# Directions:
Leaving out all images, write out the records that follow exactly.

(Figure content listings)

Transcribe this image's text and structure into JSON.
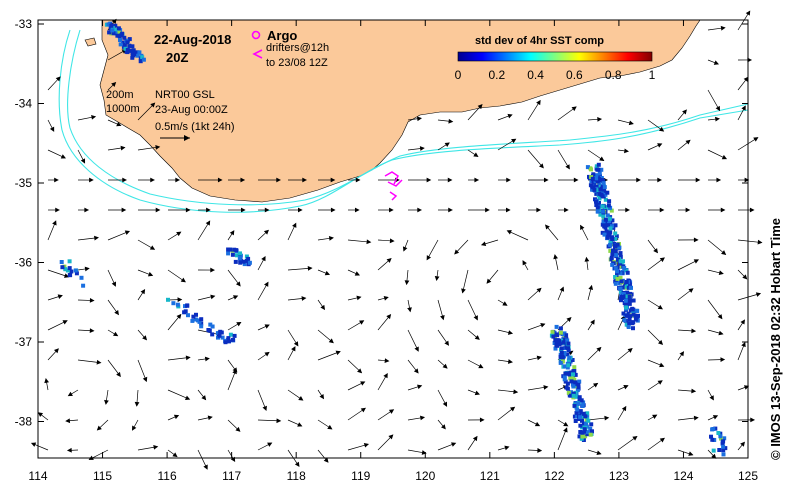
{
  "map": {
    "date_title": "22-Aug-2018",
    "time_title": "20Z",
    "argo_label": "Argo",
    "drifters_label": "drifters@12h",
    "drifters_to_label": "to 23/08 12Z",
    "isobath_200": "200m",
    "isobath_1000": "1000m",
    "product_label": "NRT00 GSL",
    "product_time": "23-Aug 00:00Z",
    "scale_label": "0.5m/s (1kt 24h)",
    "credit": "© IMOS 13-Sep-2018 02:32 Hobart Time",
    "x_ticks": [
      "114",
      "115",
      "116",
      "117",
      "118",
      "119",
      "120",
      "121",
      "122",
      "123",
      "124",
      "125"
    ],
    "y_ticks": [
      "-33",
      "-34",
      "-35",
      "-36",
      "-37",
      "-38"
    ],
    "colorbar": {
      "title": "std dev of 4hr SST comp",
      "ticks": [
        "0",
        "0.2",
        "0.4",
        "0.6",
        "0.8",
        "1"
      ]
    },
    "colors": {
      "land": "#FBC99A",
      "isobath": "#3FE6E6",
      "argo": "#FF00FF",
      "drifter": "#FF00FF",
      "sst_low": "#1030C0"
    }
  }
}
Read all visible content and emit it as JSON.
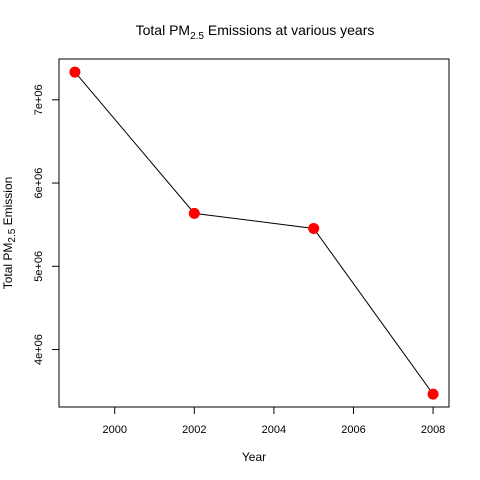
{
  "chart_data": {
    "type": "line",
    "title": {
      "prefix": "Total PM",
      "subscript": "2.5",
      "suffix": " Emissions at various years"
    },
    "xlabel": "Year",
    "ylabel": {
      "prefix": "Total PM",
      "subscript": "2.5",
      "suffix": " Emission"
    },
    "x": [
      1999,
      2002,
      2005,
      2008
    ],
    "y": [
      7332967,
      5635780,
      5454703,
      3464206
    ],
    "xlim": [
      1998.6,
      2008.4
    ],
    "ylim": [
      3310000,
      7490000
    ],
    "xticks": [
      2000,
      2002,
      2004,
      2006,
      2008
    ],
    "xtick_labels": [
      "2000",
      "2002",
      "2004",
      "2006",
      "2008"
    ],
    "yticks": [
      4000000,
      5000000,
      6000000,
      7000000
    ],
    "ytick_labels": [
      "4e+06",
      "5e+06",
      "6e+06",
      "7e+06"
    ],
    "grid": false,
    "line_color": "#000000",
    "marker_color": "#ff0000"
  }
}
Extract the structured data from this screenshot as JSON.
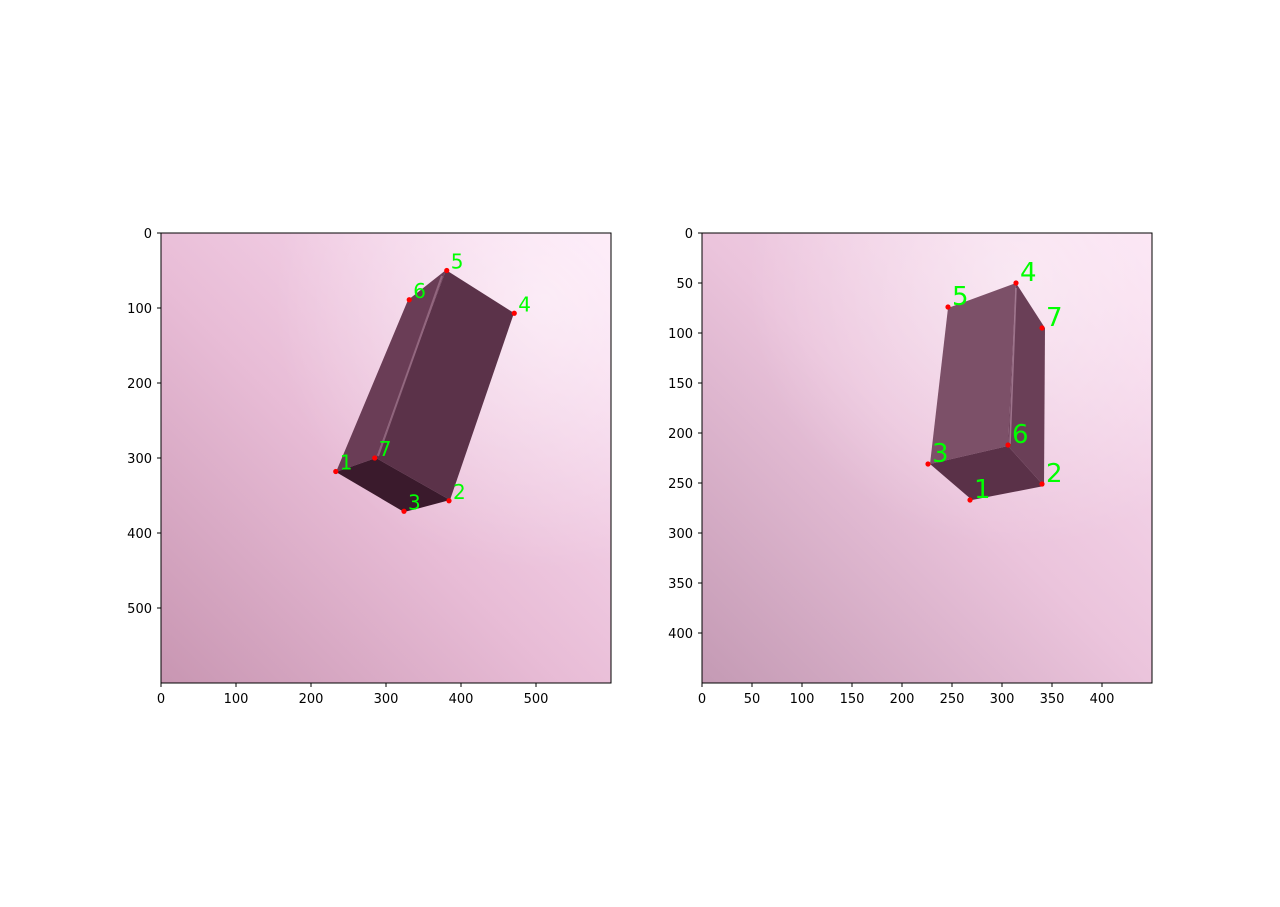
{
  "panels": [
    {
      "id": "left",
      "x_ticks": [
        "0",
        "100",
        "200",
        "300",
        "400",
        "500"
      ],
      "y_ticks": [
        "0",
        "100",
        "200",
        "300",
        "400",
        "500"
      ],
      "keypoints": [
        {
          "label": "1",
          "x": 233,
          "y": 318
        },
        {
          "label": "7",
          "x": 285,
          "y": 300
        },
        {
          "label": "3",
          "x": 324,
          "y": 371
        },
        {
          "label": "2",
          "x": 384,
          "y": 357
        },
        {
          "label": "4",
          "x": 471,
          "y": 107
        },
        {
          "label": "5",
          "x": 381,
          "y": 50
        },
        {
          "label": "6",
          "x": 331,
          "y": 89
        }
      ]
    },
    {
      "id": "right",
      "x_ticks": [
        "0",
        "50",
        "100",
        "150",
        "200",
        "250",
        "300",
        "350",
        "400"
      ],
      "y_ticks": [
        "0",
        "50",
        "100",
        "150",
        "200",
        "250",
        "300",
        "350",
        "400"
      ],
      "keypoints": [
        {
          "label": "3",
          "x": 226,
          "y": 231
        },
        {
          "label": "1",
          "x": 268,
          "y": 267
        },
        {
          "label": "2",
          "x": 340,
          "y": 251
        },
        {
          "label": "6",
          "x": 306,
          "y": 212
        },
        {
          "label": "4",
          "x": 314,
          "y": 50
        },
        {
          "label": "5",
          "x": 246,
          "y": 74
        },
        {
          "label": "7",
          "x": 340,
          "y": 95
        }
      ]
    }
  ],
  "colors": {
    "keypoint_marker": "#ff0000",
    "keypoint_label": "#00ff00",
    "box_top": "#5a3248",
    "box_side": "#6d4058",
    "box_bottom": "#3c1c2e",
    "background_light": "#fce0f3",
    "background_dark": "#c496b0"
  }
}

# Result of the exercise:
Transcribe this image's text and structure into JSON.
{
  "map": {
    "date_title": "22-Aug-2018",
    "time_title": "20Z",
    "argo_label": "Argo",
    "drifters_label": "drifters@12h",
    "drifters_to_label": "to 23/08 12Z",
    "isobath_200": "200m",
    "isobath_1000": "1000m",
    "product_label": "NRT00 GSL",
    "product_time": "23-Aug 00:00Z",
    "scale_label": "0.5m/s (1kt 24h)",
    "credit": "© IMOS 13-Sep-2018 02:32 Hobart Time",
    "x_ticks": [
      "114",
      "115",
      "116",
      "117",
      "118",
      "119",
      "120",
      "121",
      "122",
      "123",
      "124",
      "125"
    ],
    "y_ticks": [
      "-33",
      "-34",
      "-35",
      "-36",
      "-37",
      "-38"
    ],
    "colorbar": {
      "title": "std dev of 4hr SST comp",
      "ticks": [
        "0",
        "0.2",
        "0.4",
        "0.6",
        "0.8",
        "1"
      ]
    },
    "colors": {
      "land": "#FBC99A",
      "isobath": "#3FE6E6",
      "argo": "#FF00FF",
      "drifter": "#FF00FF",
      "sst_low": "#1030C0"
    }
  }
}
Read all visible content and emit it as JSON.
{
  "chart_data": {
    "type": "line",
    "title": {
      "prefix": "Total PM",
      "subscript": "2.5",
      "suffix": " Emissions at various years"
    },
    "xlabel": "Year",
    "ylabel": {
      "prefix": "Total PM",
      "subscript": "2.5",
      "suffix": " Emission"
    },
    "x": [
      1999,
      2002,
      2005,
      2008
    ],
    "y": [
      7332967,
      5635780,
      5454703,
      3464206
    ],
    "xlim": [
      1998.6,
      2008.4
    ],
    "ylim": [
      3310000,
      7490000
    ],
    "xticks": [
      2000,
      2002,
      2004,
      2006,
      2008
    ],
    "xtick_labels": [
      "2000",
      "2002",
      "2004",
      "2006",
      "2008"
    ],
    "yticks": [
      4000000,
      5000000,
      6000000,
      7000000
    ],
    "ytick_labels": [
      "4e+06",
      "5e+06",
      "6e+06",
      "7e+06"
    ],
    "grid": false,
    "line_color": "#000000",
    "marker_color": "#ff0000"
  }
}
Extract the structured data from this screenshot as JSON.
{
  "panels": [
    {
      "id": "left",
      "x_ticks": [
        "0",
        "100",
        "200",
        "300",
        "400",
        "500"
      ],
      "y_ticks": [
        "0",
        "100",
        "200",
        "300",
        "400",
        "500"
      ],
      "keypoints": [
        {
          "label": "1",
          "x": 233,
          "y": 318
        },
        {
          "label": "7",
          "x": 285,
          "y": 300
        },
        {
          "label": "3",
          "x": 324,
          "y": 371
        },
        {
          "label": "2",
          "x": 384,
          "y": 357
        },
        {
          "label": "4",
          "x": 471,
          "y": 107
        },
        {
          "label": "5",
          "x": 381,
          "y": 50
        },
        {
          "label": "6",
          "x": 331,
          "y": 89
        }
      ]
    },
    {
      "id": "right",
      "x_ticks": [
        "0",
        "50",
        "100",
        "150",
        "200",
        "250",
        "300",
        "350",
        "400"
      ],
      "y_ticks": [
        "0",
        "50",
        "100",
        "150",
        "200",
        "250",
        "300",
        "350",
        "400"
      ],
      "keypoints": [
        {
          "label": "3",
          "x": 226,
          "y": 231
        },
        {
          "label": "1",
          "x": 268,
          "y": 267
        },
        {
          "label": "2",
          "x": 340,
          "y": 251
        },
        {
          "label": "6",
          "x": 306,
          "y": 212
        },
        {
          "label": "4",
          "x": 314,
          "y": 50
        },
        {
          "label": "5",
          "x": 246,
          "y": 74
        },
        {
          "label": "7",
          "x": 340,
          "y": 95
        }
      ]
    }
  ],
  "colors": {
    "keypoint_marker": "#ff0000",
    "keypoint_label": "#00ff00",
    "box_top": "#5a3248",
    "box_side": "#6d4058",
    "box_bottom": "#3c1c2e",
    "background_light": "#fce0f3",
    "background_dark": "#c496b0"
  }
}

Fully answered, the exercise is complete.